Problem requirements:
Every record must be repeated exactly; omit any pictures they contain.

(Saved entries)
.....
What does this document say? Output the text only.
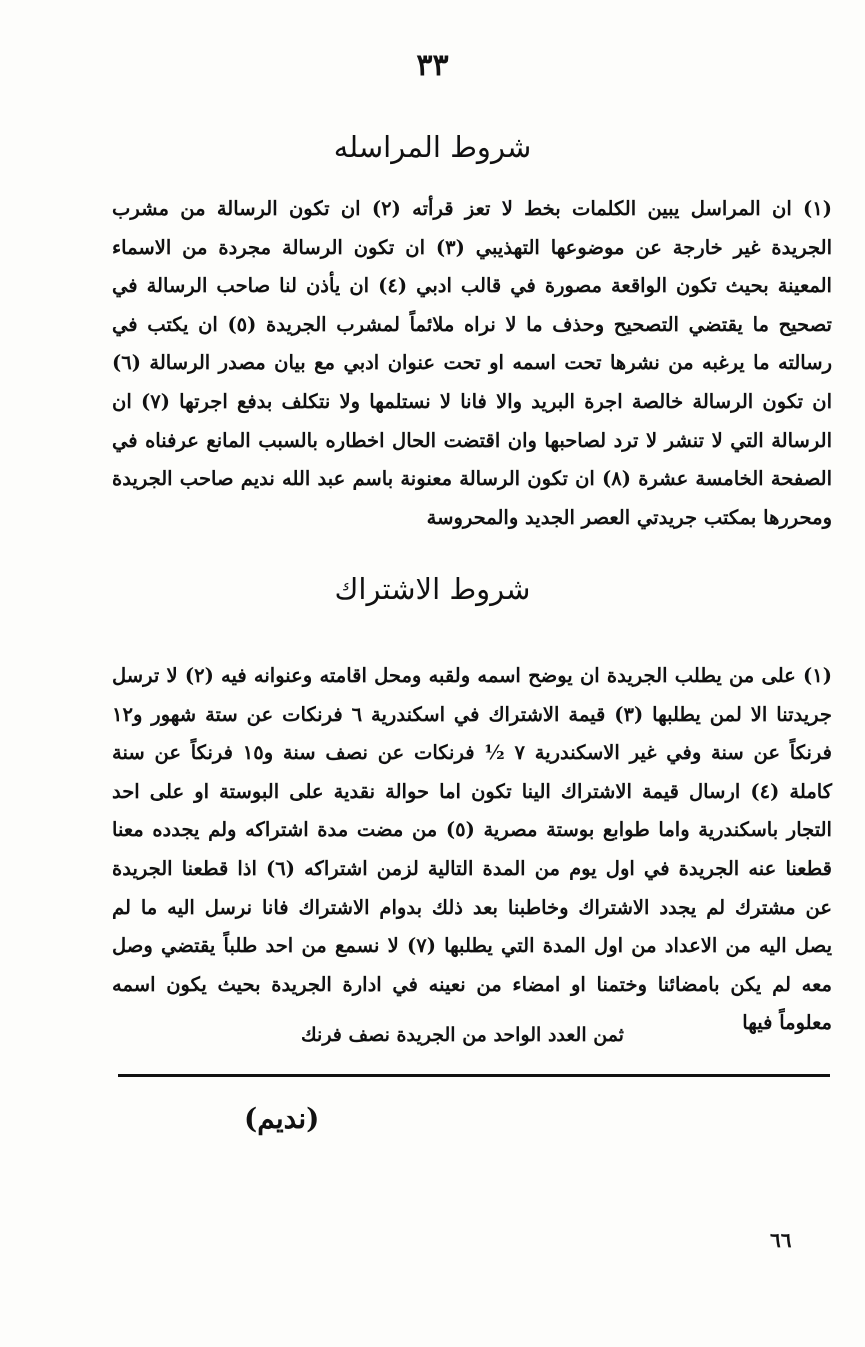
٣٣
شروط المراسله
(١) ان المراسل يبين الكلمات بخط لا تعز قرأته (٢) ان تكون الرسالة من مشرب الجريدة غير خارجة عن موضوعها التهذيبي (٣) ان تكون الرسالة مجردة من الاسماء المعينة بحيث تكون الواقعة مصورة في قالب ادبي (٤) ان يأذن لنا صاحب الرسالة في تصحيح ما يقتضي التصحيح وحذف ما لا نراه ملائماً لمشرب الجريدة (٥) ان يكتب في رسالته ما يرغبه من نشرها تحت اسمه او تحت عنوان ادبي مع بيان مصدر الرسالة (٦) ان تكون الرسالة خالصة اجرة البريد والا فانا لا نستلمها ولا نتكلف بدفع اجرتها (٧) ان الرسالة التي لا تنشر لا ترد لصاحبها وان اقتضت الحال اخطاره بالسبب المانع عرفناه في الصفحة الخامسة عشرة (٨) ان تكون الرسالة معنونة باسم عبد الله نديم صاحب الجريدة ومحررها بمكتب جريدتي العصر الجديد والمحروسة
شروط الاشتراك
(١) على من يطلب الجريدة ان يوضح اسمه ولقبه ومحل اقامته وعنوانه فيه (٢) لا ترسل جريدتنا الا لمن يطلبها (٣) قيمة الاشتراك في اسكندرية ٦ فرنكات عن ستة شهور و١٢ فرنكاً عن سنة وفي غير الاسكندرية ٧ ½ فرنكات عن نصف سنة و١٥ فرنكاً عن سنة كاملة (٤) ارسال قيمة الاشتراك الينا تكون اما حوالة نقدية على البوستة او على احد التجار باسكندرية واما طوابع بوستة مصرية (٥) من مضت مدة اشتراكه ولم يجدده معنا قطعنا عنه الجريدة في اول يوم من المدة التالية لزمن اشتراكه (٦) اذا قطعنا الجريدة عن مشترك لم يجدد الاشتراك وخاطبنا بعد ذلك بدوام الاشتراك فانا نرسل اليه ما لم يصل اليه من الاعداد من اول المدة التي يطلبها (٧) لا نسمع من احد طلباً يقتضي وصل معه لم يكن بامضائنا وختمنا او امضاء من نعينه في ادارة الجريدة بحيث يكون اسمه معلوماً فيها
ثمن العدد الواحد من الجريدة نصف فرنك
(نديم)
٦٦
.....
Problem solution:
What does this document say? Output the text only.
٣٣
شروط المراسله
(١) ان المراسل يبين الكلمات بخط لا تعز قرأته (٢) ان تكون الرسالة من مشرب الجريدة غير خارجة عن موضوعها التهذيبي (٣) ان تكون الرسالة مجردة من الاسماء المعينة بحيث تكون الواقعة مصورة في قالب ادبي (٤) ان يأذن لنا صاحب الرسالة في تصحيح ما يقتضي التصحيح وحذف ما لا نراه ملائماً لمشرب الجريدة (٥) ان يكتب في رسالته ما يرغبه من نشرها تحت اسمه او تحت عنوان ادبي مع بيان مصدر الرسالة (٦) ان تكون الرسالة خالصة اجرة البريد والا فانا لا نستلمها ولا نتكلف بدفع اجرتها (٧) ان الرسالة التي لا تنشر لا ترد لصاحبها وان اقتضت الحال اخطاره بالسبب المانع عرفناه في الصفحة الخامسة عشرة (٨) ان تكون الرسالة معنونة باسم عبد الله نديم صاحب الجريدة ومحررها بمكتب جريدتي العصر الجديد والمحروسة
شروط الاشتراك
(١) على من يطلب الجريدة ان يوضح اسمه ولقبه ومحل اقامته وعنوانه فيه (٢) لا ترسل جريدتنا الا لمن يطلبها (٣) قيمة الاشتراك في اسكندرية ٦ فرنكات عن ستة شهور و١٢ فرنكاً عن سنة وفي غير الاسكندرية ٧ ½ فرنكات عن نصف سنة و١٥ فرنكاً عن سنة كاملة (٤) ارسال قيمة الاشتراك الينا تكون اما حوالة نقدية على البوستة او على احد التجار باسكندرية واما طوابع بوستة مصرية (٥) من مضت مدة اشتراكه ولم يجدده معنا قطعنا عنه الجريدة في اول يوم من المدة التالية لزمن اشتراكه (٦) اذا قطعنا الجريدة عن مشترك لم يجدد الاشتراك وخاطبنا بعد ذلك بدوام الاشتراك فانا نرسل اليه ما لم يصل اليه من الاعداد من اول المدة التي يطلبها (٧) لا نسمع من احد طلباً يقتضي وصل معه لم يكن بامضائنا وختمنا او امضاء من نعينه في ادارة الجريدة بحيث يكون اسمه معلوماً فيها
ثمن العدد الواحد من الجريدة نصف فرنك
(نديم)
٦٦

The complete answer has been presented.